Copy the listing below, replacing every "isotherm-line" with "temperature-line" and keeping everything else as it is.

Element and box listings:
━━━━━━━━━━━━━━━━━━━━

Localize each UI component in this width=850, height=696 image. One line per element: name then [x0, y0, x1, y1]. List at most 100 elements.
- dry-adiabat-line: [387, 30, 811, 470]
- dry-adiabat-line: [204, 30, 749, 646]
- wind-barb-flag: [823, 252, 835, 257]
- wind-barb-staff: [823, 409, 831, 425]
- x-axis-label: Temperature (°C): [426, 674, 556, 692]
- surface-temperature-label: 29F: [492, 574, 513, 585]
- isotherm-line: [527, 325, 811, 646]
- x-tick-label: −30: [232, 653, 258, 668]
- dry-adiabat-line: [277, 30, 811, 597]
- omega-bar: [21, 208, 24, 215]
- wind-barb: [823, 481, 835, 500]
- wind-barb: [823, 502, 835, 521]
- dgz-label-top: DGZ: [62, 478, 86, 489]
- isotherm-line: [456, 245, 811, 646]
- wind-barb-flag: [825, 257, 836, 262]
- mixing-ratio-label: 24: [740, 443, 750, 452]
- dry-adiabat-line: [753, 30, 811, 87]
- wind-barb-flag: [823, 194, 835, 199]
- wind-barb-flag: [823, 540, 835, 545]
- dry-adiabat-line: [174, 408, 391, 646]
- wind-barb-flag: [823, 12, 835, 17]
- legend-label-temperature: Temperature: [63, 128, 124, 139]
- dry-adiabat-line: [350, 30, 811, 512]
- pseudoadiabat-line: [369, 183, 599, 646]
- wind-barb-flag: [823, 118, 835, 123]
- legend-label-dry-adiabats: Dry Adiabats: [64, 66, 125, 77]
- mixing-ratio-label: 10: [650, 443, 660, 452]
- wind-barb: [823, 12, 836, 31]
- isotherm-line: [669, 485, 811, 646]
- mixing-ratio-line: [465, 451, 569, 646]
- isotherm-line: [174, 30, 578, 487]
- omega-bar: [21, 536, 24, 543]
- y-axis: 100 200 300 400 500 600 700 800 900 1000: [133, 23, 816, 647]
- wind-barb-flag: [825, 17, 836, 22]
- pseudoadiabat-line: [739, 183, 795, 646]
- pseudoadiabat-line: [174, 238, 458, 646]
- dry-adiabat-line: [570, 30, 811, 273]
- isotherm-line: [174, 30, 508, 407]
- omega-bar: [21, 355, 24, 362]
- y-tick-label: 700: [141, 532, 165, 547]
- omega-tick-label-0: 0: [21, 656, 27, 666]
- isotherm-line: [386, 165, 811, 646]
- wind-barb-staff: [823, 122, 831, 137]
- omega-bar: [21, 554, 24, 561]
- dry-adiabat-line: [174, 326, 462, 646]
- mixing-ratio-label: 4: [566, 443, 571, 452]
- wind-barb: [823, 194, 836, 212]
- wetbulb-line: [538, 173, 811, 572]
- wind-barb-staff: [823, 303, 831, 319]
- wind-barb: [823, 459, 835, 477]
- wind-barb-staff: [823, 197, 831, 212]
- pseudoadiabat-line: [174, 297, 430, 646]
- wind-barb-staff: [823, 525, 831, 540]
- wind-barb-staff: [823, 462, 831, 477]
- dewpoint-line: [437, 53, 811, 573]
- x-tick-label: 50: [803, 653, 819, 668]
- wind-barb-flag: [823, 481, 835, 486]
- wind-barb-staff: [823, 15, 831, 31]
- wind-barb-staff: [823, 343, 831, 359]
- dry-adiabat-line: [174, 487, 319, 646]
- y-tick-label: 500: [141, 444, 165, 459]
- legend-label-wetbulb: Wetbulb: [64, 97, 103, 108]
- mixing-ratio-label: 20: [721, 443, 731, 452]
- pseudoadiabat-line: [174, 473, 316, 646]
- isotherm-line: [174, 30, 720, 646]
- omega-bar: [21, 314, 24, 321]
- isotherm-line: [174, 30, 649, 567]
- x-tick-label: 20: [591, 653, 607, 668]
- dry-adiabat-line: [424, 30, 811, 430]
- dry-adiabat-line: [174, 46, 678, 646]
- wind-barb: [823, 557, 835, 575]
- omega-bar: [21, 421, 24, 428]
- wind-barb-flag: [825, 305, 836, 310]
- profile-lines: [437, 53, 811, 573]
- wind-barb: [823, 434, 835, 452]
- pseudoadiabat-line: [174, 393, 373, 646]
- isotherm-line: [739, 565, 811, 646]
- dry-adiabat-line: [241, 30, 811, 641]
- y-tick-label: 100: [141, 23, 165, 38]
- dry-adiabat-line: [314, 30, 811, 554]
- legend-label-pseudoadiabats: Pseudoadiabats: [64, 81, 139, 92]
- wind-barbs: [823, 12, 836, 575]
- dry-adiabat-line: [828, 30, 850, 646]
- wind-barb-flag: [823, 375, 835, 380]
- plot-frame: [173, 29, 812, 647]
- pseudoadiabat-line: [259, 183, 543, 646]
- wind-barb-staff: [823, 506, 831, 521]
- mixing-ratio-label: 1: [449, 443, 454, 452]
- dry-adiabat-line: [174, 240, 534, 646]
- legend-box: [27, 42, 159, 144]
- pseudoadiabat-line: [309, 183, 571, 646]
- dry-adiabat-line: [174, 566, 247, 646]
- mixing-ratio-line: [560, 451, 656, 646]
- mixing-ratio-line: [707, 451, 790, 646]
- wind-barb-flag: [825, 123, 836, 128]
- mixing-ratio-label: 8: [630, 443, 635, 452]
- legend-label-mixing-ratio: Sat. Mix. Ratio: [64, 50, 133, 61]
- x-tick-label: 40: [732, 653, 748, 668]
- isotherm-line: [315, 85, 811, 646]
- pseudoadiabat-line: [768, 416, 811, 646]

━━━━━━━━━━━━━━━━━━━━

=== Answer ===
Localize each UI component in this width=850, height=696 image. One line per element: name then [x0, y0, x1, y1]. List at most 100 elements.
- dry-adiabat-line: [387, 30, 811, 470]
- dry-adiabat-line: [204, 30, 749, 646]
- wind-barb-flag: [823, 252, 835, 257]
- wind-barb-staff: [823, 409, 831, 425]
- x-axis-label: Temperature (°C): [426, 674, 556, 692]
- surface-temperature-label: 29F: [492, 574, 513, 585]
- temperature-line: [527, 325, 811, 646]
- x-tick-label: −30: [232, 653, 258, 668]
- dry-adiabat-line: [277, 30, 811, 597]
- omega-bar: [21, 208, 24, 215]
- wind-barb: [823, 481, 835, 500]
- wind-barb: [823, 502, 835, 521]
- dgz-label-top: DGZ: [62, 478, 86, 489]
- temperature-line: [456, 245, 811, 646]
- wind-barb-flag: [825, 257, 836, 262]
- mixing-ratio-label: 24: [740, 443, 750, 452]
- dry-adiabat-line: [753, 30, 811, 87]
- wind-barb-flag: [823, 194, 835, 199]
- wind-barb-flag: [823, 540, 835, 545]
- dry-adiabat-line: [174, 408, 391, 646]
- wind-barb-flag: [823, 12, 835, 17]
- legend-label-temperature: Temperature: [63, 128, 124, 139]
- dry-adiabat-line: [350, 30, 811, 512]
- pseudoadiabat-line: [369, 183, 599, 646]
- wind-barb-flag: [823, 118, 835, 123]
- legend-label-dry-adiabats: Dry Adiabats: [64, 66, 125, 77]
- mixing-ratio-label: 10: [650, 443, 660, 452]
- wind-barb: [823, 12, 836, 31]
- temperature-line: [669, 485, 811, 646]
- mixing-ratio-line: [465, 451, 569, 646]
- temperature-line: [174, 30, 578, 487]
- omega-bar: [21, 536, 24, 543]
- y-axis: 100 200 300 400 500 600 700 800 900 1000: [133, 23, 816, 647]
- wind-barb-flag: [825, 17, 836, 22]
- pseudoadiabat-line: [739, 183, 795, 646]
- pseudoadiabat-line: [174, 238, 458, 646]
- dry-adiabat-line: [570, 30, 811, 273]
- temperature-line: [174, 30, 508, 407]
- omega-bar: [21, 355, 24, 362]
- y-tick-label: 700: [141, 532, 165, 547]
- omega-tick-label-0: 0: [21, 656, 27, 666]
- temperature-line: [386, 165, 811, 646]
- wind-barb-staff: [823, 122, 831, 137]
- omega-bar: [21, 554, 24, 561]
- dry-adiabat-line: [174, 326, 462, 646]
- mixing-ratio-label: 4: [566, 443, 571, 452]
- wind-barb: [823, 194, 836, 212]
- wetbulb-line: [538, 173, 811, 572]
- wind-barb-staff: [823, 303, 831, 319]
- wind-barb: [823, 459, 835, 477]
- wind-barb-staff: [823, 197, 831, 212]
- pseudoadiabat-line: [174, 297, 430, 646]
- wind-barb-staff: [823, 525, 831, 540]
- wind-barb-staff: [823, 462, 831, 477]
- dewpoint-line: [437, 53, 811, 573]
- x-tick-label: 50: [803, 653, 819, 668]
- wind-barb-flag: [823, 481, 835, 486]
- wind-barb-staff: [823, 15, 831, 31]
- wind-barb-staff: [823, 343, 831, 359]
- dry-adiabat-line: [174, 487, 319, 646]
- y-tick-label: 500: [141, 444, 165, 459]
- legend-label-wetbulb: Wetbulb: [64, 97, 103, 108]
- mixing-ratio-label: 20: [721, 443, 731, 452]
- pseudoadiabat-line: [174, 473, 316, 646]
- temperature-line: [174, 30, 720, 646]
- omega-bar: [21, 314, 24, 321]
- temperature-line: [174, 30, 649, 567]
- x-tick-label: 20: [591, 653, 607, 668]
- dry-adiabat-line: [424, 30, 811, 430]
- dry-adiabat-line: [174, 46, 678, 646]
- wind-barb: [823, 557, 835, 575]
- omega-bar: [21, 421, 24, 428]
- wind-barb-flag: [825, 305, 836, 310]
- profile-lines: [437, 53, 811, 573]
- wind-barb: [823, 434, 835, 452]
- pseudoadiabat-line: [174, 393, 373, 646]
- temperature-line: [739, 565, 811, 646]
- dry-adiabat-line: [241, 30, 811, 641]
- y-tick-label: 100: [141, 23, 165, 38]
- dry-adiabat-line: [314, 30, 811, 554]
- legend-label-pseudoadiabats: Pseudoadiabats: [64, 81, 139, 92]
- wind-barbs: [823, 12, 836, 575]
- dry-adiabat-line: [828, 30, 850, 646]
- wind-barb-flag: [823, 375, 835, 380]
- plot-frame: [173, 29, 812, 647]
- pseudoadiabat-line: [259, 183, 543, 646]
- wind-barb-staff: [823, 506, 831, 521]
- mixing-ratio-label: 1: [449, 443, 454, 452]
- dry-adiabat-line: [174, 240, 534, 646]
- legend-box: [27, 42, 159, 144]
- pseudoadiabat-line: [309, 183, 571, 646]
- dry-adiabat-line: [174, 566, 247, 646]
- mixing-ratio-line: [560, 451, 656, 646]
- mixing-ratio-line: [707, 451, 790, 646]
- wind-barb-flag: [825, 123, 836, 128]
- mixing-ratio-label: 8: [630, 443, 635, 452]
- legend-label-mixing-ratio: Sat. Mix. Ratio: [64, 50, 133, 61]
- x-tick-label: 40: [732, 653, 748, 668]
- temperature-line: [315, 85, 811, 646]
- pseudoadiabat-line: [768, 416, 811, 646]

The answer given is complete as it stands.